**Records for the task:**
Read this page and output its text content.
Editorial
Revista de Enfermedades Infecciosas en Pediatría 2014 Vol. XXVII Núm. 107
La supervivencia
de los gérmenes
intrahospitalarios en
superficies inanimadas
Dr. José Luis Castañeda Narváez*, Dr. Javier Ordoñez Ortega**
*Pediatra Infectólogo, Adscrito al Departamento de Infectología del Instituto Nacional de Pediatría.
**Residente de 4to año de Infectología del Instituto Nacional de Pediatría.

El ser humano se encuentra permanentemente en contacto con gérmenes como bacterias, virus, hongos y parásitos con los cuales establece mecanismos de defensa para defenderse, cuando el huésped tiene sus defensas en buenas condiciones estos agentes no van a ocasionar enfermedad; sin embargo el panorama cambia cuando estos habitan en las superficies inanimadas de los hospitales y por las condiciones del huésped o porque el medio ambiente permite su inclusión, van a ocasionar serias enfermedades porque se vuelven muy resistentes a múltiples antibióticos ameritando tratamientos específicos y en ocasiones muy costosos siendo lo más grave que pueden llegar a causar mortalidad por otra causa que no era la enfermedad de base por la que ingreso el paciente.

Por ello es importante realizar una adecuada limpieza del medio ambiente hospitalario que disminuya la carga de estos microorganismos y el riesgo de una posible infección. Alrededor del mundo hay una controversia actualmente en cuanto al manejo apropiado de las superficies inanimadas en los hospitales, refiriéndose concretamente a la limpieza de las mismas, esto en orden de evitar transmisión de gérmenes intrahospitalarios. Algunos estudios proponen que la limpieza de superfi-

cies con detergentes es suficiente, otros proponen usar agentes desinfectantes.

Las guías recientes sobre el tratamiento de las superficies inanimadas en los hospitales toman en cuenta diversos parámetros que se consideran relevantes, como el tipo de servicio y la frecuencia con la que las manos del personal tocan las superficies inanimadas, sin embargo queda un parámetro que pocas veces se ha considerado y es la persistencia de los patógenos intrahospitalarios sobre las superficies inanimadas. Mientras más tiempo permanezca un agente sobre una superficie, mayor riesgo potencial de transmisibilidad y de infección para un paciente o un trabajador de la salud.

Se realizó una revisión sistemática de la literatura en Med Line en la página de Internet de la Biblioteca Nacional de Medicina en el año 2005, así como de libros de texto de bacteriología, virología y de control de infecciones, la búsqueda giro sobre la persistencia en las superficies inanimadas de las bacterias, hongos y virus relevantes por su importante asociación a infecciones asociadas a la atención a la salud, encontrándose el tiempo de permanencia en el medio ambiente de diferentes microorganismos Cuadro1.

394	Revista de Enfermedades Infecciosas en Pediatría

**What needs to be done:** Every line of the listing that includes "Infecciosas" must be shown.

**Exercise output:**
Revista de Enfermedades Infecciosas en Pediatría 2014 Vol. XXVII Núm. 107
394	Revista de Enfermedades Infecciosas en Pediatría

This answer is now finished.